[Data lines]
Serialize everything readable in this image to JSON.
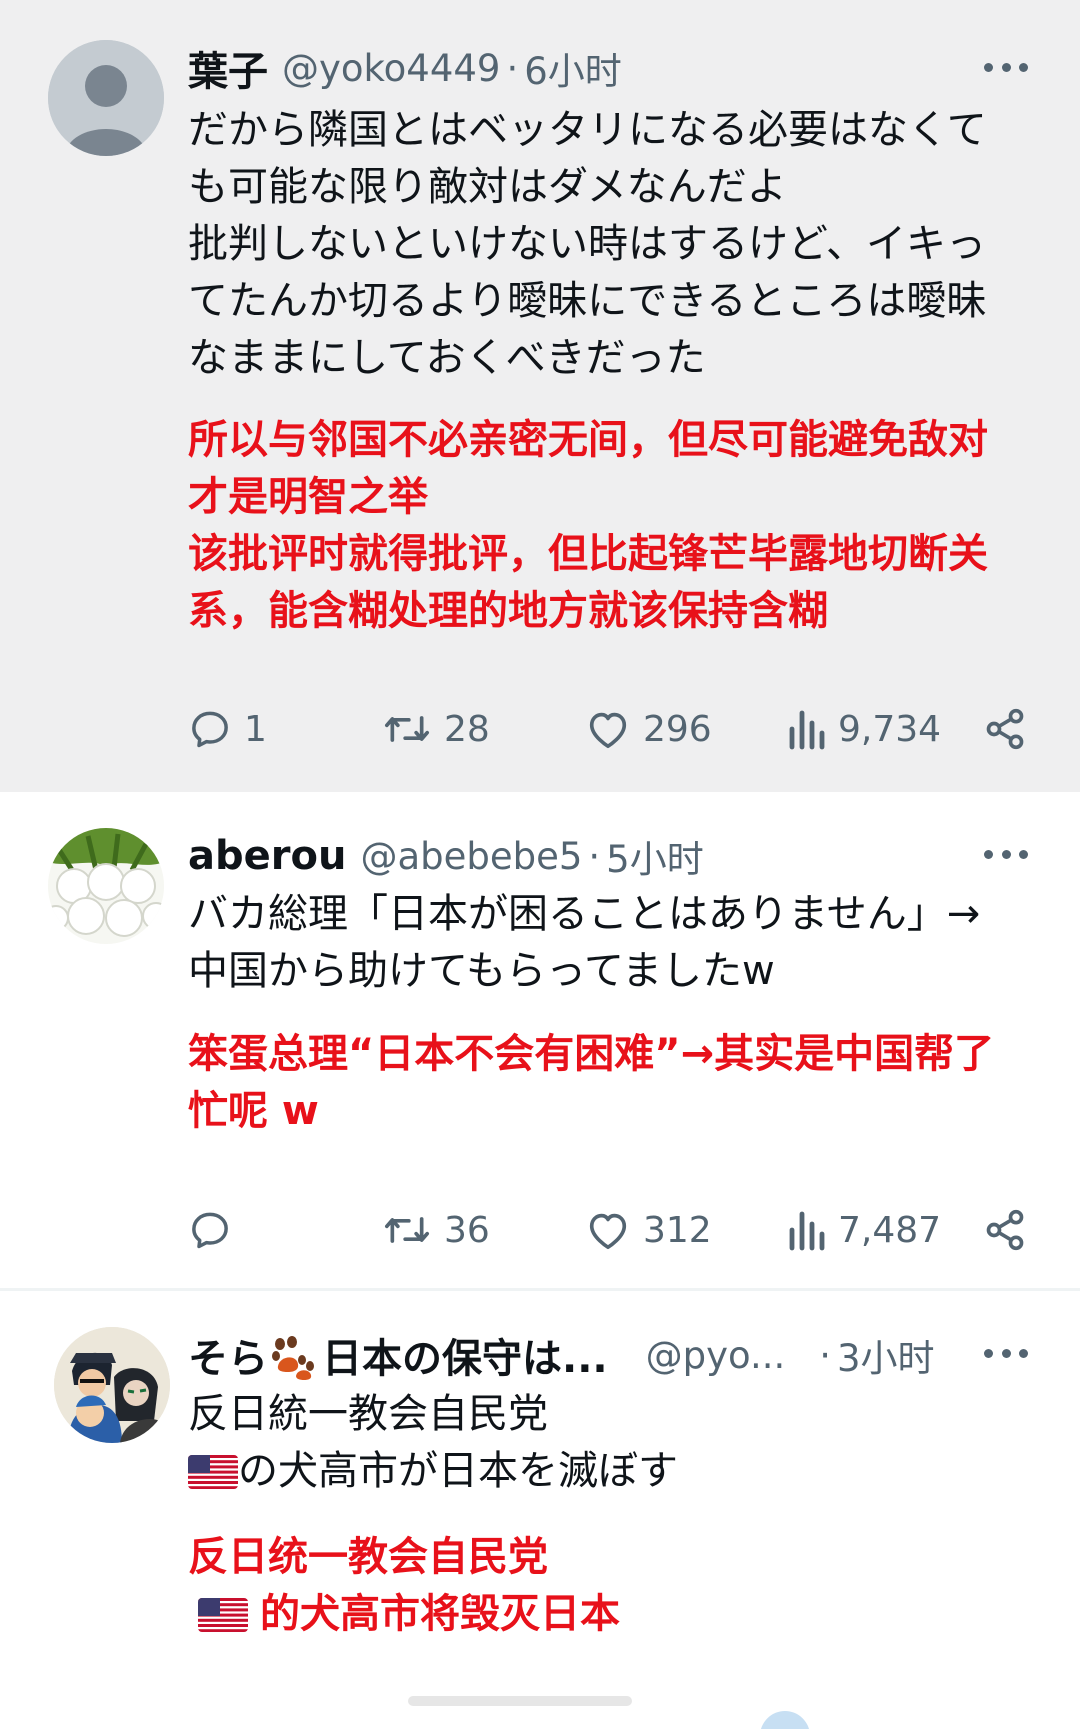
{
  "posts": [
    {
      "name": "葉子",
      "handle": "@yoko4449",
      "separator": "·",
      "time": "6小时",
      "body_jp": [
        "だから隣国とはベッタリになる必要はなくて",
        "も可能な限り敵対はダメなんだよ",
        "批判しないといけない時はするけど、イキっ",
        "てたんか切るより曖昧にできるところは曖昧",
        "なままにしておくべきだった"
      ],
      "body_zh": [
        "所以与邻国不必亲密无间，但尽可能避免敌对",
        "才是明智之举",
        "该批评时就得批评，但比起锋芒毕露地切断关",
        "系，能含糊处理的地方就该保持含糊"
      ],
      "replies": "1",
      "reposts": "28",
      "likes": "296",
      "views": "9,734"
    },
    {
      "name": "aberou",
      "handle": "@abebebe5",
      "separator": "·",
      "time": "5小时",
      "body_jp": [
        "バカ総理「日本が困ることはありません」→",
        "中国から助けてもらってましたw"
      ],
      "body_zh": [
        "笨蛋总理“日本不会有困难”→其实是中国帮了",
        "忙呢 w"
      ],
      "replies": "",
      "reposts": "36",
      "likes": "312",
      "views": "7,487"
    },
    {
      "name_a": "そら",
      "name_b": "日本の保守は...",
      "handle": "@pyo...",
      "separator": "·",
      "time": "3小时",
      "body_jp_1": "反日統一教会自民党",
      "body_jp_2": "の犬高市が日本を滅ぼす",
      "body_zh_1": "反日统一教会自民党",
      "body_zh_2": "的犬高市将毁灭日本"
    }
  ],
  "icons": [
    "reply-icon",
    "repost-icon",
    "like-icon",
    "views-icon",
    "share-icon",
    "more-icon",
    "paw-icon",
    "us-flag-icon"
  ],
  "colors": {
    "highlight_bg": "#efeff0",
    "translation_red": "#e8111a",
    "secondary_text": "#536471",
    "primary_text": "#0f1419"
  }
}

==

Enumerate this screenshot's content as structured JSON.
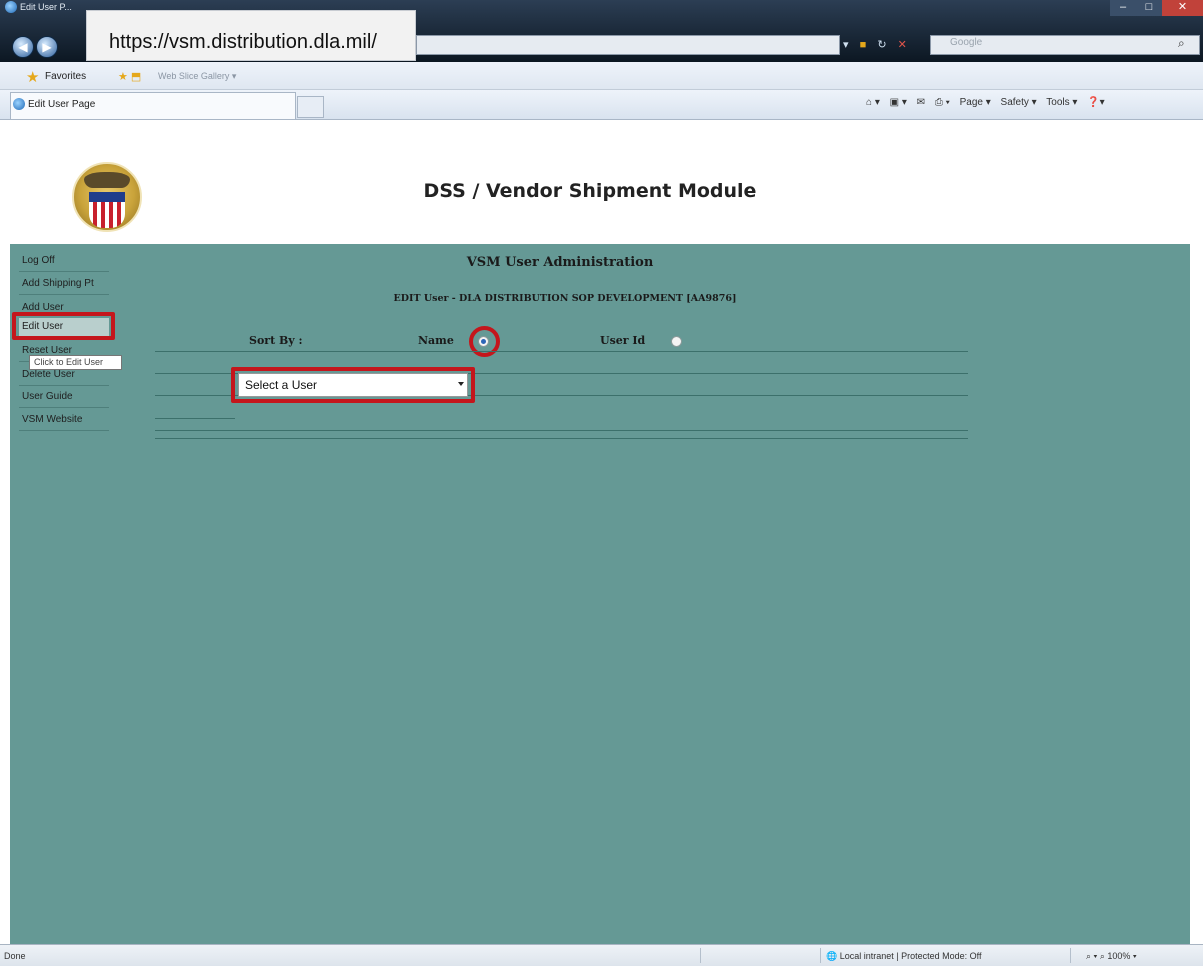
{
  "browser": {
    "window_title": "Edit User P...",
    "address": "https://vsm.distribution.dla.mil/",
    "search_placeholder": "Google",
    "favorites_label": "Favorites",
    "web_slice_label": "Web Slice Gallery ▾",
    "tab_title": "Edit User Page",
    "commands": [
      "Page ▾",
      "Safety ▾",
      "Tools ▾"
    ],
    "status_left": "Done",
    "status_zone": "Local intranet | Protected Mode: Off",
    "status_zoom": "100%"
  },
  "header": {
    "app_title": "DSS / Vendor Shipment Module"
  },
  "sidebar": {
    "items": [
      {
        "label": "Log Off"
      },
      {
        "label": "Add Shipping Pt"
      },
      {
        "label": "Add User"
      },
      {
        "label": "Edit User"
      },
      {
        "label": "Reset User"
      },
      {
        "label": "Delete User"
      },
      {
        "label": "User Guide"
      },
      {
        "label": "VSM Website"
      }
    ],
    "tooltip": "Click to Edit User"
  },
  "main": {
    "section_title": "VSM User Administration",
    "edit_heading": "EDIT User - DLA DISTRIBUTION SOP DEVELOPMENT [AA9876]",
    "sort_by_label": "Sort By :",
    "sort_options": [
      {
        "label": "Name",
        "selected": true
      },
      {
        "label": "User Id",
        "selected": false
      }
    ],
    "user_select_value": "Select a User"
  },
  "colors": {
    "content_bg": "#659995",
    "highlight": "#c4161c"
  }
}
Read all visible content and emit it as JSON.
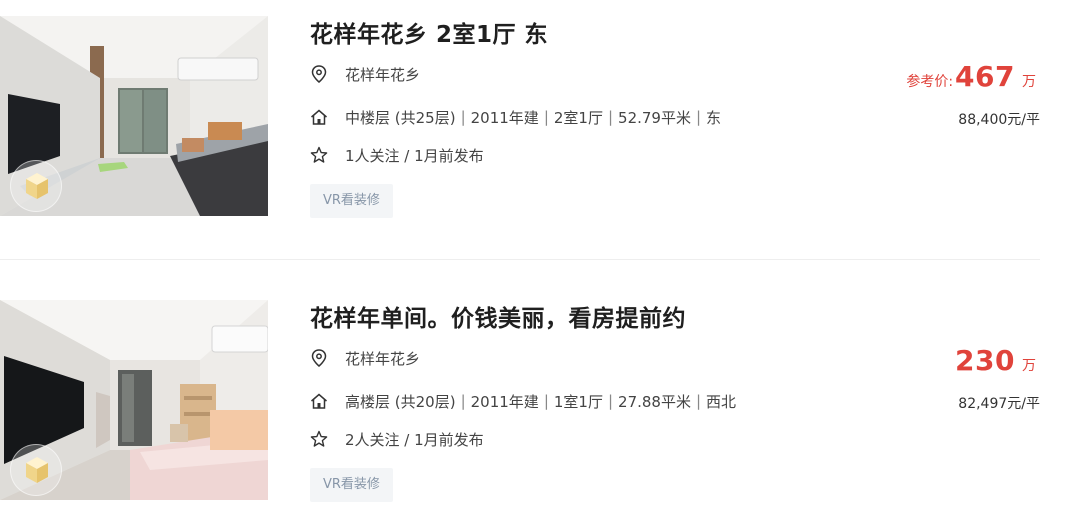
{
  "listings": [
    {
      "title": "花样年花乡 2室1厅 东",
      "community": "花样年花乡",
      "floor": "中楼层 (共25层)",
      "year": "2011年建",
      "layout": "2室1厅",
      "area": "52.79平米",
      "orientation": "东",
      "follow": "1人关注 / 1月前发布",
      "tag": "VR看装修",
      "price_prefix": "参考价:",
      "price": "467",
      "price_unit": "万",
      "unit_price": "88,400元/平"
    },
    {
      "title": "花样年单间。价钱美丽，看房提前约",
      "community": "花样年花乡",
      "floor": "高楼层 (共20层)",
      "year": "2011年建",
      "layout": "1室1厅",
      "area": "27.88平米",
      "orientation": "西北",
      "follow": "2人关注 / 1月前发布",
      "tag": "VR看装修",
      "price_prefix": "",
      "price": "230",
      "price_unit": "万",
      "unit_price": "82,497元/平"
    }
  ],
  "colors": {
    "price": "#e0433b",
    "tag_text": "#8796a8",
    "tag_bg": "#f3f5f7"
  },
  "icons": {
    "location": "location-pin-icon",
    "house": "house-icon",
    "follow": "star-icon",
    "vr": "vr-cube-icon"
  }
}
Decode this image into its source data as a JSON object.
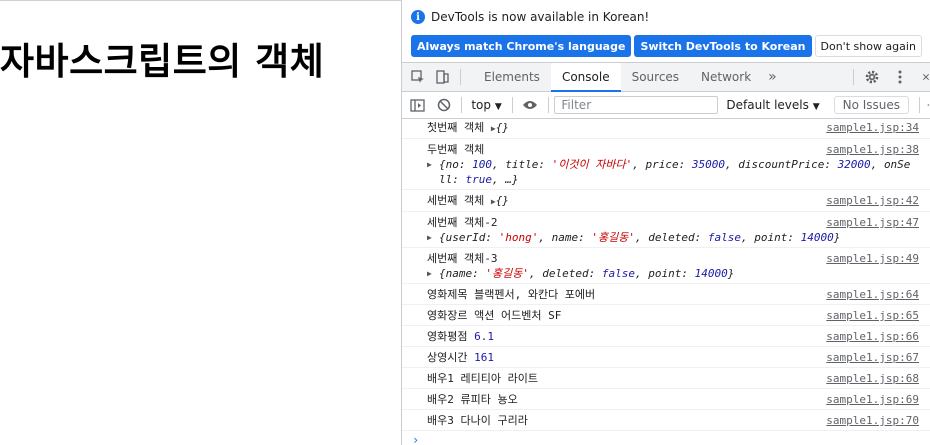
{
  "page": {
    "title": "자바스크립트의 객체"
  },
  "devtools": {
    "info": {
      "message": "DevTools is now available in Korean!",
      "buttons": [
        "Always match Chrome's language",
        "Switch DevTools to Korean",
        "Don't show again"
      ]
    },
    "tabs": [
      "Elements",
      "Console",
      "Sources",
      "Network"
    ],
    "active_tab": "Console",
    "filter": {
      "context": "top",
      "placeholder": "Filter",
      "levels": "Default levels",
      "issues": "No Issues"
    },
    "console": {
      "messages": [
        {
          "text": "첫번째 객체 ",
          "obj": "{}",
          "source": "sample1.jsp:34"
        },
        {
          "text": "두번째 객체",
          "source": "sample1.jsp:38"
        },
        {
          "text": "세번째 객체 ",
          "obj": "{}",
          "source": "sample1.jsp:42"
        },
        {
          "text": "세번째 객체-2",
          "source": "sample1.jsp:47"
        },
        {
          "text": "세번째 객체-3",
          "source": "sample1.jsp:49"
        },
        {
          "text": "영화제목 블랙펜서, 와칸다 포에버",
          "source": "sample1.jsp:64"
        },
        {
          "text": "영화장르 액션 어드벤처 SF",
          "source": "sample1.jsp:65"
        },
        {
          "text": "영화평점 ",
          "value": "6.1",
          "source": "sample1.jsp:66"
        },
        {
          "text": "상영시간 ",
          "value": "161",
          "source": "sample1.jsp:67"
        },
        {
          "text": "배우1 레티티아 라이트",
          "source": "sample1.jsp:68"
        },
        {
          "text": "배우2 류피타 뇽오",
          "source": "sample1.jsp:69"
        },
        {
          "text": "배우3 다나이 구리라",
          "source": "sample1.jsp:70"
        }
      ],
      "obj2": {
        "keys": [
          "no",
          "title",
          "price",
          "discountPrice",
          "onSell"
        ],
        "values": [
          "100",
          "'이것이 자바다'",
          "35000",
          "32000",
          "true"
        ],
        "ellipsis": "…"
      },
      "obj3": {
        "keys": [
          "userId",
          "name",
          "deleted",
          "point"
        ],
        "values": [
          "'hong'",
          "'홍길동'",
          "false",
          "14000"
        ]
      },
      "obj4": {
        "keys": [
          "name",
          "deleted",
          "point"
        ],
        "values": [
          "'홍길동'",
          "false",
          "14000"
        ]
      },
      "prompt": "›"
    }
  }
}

[Brief] Work out how many lines of the material above contain the word "this", then give only that figure.

[Exercise output] 3